---------- RECORDS FOR THE TASK
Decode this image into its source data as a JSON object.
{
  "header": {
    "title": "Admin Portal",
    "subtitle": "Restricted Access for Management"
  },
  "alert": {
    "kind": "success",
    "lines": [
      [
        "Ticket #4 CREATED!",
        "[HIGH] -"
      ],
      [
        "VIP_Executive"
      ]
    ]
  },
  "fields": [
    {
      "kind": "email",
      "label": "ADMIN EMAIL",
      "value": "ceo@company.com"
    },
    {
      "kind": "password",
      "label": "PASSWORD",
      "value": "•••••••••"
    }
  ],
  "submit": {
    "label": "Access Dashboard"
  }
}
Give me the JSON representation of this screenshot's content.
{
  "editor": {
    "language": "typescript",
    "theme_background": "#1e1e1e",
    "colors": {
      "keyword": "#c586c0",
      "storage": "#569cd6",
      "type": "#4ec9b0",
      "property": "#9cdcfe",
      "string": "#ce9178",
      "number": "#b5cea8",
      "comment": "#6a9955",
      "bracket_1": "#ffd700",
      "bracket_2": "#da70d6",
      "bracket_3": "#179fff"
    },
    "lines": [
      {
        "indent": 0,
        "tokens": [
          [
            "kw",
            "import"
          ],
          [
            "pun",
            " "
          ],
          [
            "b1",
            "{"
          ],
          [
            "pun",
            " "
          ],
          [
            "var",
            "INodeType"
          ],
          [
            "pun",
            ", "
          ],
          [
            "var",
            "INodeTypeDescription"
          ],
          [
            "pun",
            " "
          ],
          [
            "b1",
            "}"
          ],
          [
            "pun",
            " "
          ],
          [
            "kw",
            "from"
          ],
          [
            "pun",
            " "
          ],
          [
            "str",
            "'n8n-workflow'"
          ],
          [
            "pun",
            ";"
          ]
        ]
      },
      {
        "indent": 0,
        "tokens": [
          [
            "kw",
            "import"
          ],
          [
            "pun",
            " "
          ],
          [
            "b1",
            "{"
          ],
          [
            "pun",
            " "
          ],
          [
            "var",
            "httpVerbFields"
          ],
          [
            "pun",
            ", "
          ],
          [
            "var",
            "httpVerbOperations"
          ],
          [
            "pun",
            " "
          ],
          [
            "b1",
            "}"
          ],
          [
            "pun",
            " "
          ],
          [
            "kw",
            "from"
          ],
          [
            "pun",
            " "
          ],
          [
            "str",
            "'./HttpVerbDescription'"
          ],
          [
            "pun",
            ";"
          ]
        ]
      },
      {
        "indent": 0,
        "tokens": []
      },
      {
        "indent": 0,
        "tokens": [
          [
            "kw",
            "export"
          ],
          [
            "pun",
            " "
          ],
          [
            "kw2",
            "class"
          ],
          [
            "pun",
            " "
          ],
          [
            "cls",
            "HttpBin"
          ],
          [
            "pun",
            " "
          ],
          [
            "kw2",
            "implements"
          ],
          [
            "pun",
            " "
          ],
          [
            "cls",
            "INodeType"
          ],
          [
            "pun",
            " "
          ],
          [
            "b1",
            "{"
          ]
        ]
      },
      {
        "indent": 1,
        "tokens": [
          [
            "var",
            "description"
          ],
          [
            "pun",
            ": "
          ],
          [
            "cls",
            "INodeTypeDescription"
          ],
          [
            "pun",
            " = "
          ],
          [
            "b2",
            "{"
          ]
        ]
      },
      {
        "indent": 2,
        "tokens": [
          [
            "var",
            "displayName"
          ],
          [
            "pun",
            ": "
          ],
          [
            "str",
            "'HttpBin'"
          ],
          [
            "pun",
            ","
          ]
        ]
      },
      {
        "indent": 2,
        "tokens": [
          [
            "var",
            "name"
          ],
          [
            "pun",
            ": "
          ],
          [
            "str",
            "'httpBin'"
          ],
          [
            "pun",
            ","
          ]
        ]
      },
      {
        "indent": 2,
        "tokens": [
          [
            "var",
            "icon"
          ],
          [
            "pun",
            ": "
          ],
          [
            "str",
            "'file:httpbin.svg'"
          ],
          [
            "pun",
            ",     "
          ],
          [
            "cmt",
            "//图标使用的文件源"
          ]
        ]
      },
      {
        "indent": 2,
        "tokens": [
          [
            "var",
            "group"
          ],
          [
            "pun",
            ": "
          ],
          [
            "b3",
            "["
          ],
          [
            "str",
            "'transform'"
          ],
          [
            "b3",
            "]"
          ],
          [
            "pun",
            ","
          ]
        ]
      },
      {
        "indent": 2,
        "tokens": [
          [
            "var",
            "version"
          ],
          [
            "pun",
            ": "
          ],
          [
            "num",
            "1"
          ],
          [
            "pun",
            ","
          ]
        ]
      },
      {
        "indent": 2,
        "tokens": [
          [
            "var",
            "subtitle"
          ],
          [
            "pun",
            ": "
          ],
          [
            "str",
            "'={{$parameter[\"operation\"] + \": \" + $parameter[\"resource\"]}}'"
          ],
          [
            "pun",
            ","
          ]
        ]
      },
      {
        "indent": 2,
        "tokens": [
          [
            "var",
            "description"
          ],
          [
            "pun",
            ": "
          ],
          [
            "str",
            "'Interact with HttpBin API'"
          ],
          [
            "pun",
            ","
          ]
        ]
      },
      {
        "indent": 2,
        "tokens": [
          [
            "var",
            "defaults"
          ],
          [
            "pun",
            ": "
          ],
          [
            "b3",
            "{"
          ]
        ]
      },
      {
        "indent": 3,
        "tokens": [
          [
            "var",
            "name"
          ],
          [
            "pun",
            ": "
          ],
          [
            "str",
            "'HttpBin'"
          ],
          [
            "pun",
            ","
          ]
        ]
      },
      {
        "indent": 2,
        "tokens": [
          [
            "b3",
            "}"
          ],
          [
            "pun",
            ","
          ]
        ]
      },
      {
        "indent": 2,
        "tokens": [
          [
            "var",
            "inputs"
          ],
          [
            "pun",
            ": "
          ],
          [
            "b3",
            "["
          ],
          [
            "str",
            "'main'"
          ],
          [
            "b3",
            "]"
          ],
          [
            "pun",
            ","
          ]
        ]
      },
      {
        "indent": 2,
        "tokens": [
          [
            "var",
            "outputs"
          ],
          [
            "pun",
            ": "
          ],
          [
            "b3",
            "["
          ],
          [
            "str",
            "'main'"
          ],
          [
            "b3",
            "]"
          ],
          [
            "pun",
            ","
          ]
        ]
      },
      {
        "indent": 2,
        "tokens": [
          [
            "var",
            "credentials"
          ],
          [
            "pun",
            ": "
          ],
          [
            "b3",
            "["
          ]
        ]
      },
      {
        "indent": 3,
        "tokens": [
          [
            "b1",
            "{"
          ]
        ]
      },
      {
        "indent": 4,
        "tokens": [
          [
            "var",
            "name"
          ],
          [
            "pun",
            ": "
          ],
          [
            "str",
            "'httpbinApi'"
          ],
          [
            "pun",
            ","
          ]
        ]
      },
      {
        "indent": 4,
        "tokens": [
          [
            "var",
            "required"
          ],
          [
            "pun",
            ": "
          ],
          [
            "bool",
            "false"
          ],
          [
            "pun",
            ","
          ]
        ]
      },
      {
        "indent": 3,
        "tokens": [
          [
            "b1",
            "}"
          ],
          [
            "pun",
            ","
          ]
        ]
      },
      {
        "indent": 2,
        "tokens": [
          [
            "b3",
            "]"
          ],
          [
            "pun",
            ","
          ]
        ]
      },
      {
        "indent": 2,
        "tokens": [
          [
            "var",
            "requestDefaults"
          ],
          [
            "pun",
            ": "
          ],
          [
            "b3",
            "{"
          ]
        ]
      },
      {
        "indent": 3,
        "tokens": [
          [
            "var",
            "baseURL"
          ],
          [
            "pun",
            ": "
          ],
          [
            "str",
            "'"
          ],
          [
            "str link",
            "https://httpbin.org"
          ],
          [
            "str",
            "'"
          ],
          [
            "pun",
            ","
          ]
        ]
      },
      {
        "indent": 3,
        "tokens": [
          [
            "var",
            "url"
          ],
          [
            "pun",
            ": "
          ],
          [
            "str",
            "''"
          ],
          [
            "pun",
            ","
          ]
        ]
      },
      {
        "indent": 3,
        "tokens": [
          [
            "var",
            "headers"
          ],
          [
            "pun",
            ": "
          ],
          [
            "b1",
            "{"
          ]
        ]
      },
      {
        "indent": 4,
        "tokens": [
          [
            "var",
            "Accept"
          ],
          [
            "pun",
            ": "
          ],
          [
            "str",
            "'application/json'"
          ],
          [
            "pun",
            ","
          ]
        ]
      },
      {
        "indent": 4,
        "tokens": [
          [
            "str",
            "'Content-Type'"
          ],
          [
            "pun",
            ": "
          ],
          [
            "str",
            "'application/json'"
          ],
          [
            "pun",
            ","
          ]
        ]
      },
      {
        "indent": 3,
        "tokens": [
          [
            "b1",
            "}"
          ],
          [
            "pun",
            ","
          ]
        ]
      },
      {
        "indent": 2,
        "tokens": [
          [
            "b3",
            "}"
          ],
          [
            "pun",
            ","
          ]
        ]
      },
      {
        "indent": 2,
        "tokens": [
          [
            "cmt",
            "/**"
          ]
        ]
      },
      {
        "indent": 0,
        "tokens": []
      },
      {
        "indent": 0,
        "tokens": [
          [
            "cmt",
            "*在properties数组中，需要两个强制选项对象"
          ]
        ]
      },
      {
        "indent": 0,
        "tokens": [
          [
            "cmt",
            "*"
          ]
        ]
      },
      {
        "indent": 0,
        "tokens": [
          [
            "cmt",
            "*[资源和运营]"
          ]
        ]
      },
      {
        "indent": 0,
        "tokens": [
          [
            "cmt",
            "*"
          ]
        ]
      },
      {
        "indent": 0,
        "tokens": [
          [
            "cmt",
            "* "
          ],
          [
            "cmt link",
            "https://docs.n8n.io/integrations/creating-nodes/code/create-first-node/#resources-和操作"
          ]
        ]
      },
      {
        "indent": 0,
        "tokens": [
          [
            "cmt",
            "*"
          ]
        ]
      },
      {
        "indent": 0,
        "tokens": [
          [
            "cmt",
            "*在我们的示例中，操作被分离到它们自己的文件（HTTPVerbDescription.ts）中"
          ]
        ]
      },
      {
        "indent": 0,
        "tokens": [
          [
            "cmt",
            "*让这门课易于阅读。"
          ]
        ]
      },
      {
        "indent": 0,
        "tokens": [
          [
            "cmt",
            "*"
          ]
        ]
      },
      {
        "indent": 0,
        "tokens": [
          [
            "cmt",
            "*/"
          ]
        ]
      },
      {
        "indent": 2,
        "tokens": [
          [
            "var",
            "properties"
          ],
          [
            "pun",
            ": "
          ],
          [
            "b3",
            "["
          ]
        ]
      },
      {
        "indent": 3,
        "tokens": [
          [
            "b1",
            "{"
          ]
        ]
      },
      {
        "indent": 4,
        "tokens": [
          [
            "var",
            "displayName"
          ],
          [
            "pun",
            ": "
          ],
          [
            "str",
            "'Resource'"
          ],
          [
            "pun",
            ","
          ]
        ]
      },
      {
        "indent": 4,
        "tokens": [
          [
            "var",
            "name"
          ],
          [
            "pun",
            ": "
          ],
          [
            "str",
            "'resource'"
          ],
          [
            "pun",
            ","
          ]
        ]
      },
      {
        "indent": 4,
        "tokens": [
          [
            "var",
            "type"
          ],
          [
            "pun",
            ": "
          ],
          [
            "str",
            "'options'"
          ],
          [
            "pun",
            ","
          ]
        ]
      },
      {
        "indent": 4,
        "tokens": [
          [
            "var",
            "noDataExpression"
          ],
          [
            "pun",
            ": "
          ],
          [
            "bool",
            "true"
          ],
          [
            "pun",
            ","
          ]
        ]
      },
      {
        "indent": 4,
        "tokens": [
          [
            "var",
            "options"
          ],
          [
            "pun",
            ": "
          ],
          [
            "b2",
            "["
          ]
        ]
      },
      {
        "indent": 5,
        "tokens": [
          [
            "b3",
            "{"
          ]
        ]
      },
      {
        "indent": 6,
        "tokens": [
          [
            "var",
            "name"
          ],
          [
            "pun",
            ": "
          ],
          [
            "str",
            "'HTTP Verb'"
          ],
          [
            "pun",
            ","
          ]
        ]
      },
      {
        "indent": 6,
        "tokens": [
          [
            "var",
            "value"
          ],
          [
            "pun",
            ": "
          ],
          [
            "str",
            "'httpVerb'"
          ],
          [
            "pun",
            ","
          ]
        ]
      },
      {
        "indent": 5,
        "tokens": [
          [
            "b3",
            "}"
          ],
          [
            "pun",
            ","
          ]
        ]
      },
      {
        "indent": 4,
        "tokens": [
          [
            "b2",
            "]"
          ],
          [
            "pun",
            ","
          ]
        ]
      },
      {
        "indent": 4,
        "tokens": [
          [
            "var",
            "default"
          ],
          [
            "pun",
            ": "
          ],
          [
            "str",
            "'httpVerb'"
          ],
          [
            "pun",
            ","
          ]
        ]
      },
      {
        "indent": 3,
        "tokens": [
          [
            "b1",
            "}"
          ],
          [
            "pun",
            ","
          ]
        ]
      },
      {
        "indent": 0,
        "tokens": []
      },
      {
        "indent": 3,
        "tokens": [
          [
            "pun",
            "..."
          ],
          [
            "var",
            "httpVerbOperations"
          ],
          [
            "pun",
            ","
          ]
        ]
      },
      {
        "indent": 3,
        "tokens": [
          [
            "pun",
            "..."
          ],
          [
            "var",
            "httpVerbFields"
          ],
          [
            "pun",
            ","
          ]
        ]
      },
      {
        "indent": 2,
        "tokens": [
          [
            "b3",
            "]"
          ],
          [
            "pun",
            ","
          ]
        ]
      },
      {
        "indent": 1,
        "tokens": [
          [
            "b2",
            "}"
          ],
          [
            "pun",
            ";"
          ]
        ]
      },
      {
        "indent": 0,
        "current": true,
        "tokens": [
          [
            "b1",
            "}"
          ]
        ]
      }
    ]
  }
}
--------------------
EXERCISE:
Return, from the data, each line that has the word "https" in it.

RESPONSE BELOW:
            "https://httpbin.org"
            "https://docs.n8n.io/integrations/creating-nodes/code/create-first-node/#resources-和操作"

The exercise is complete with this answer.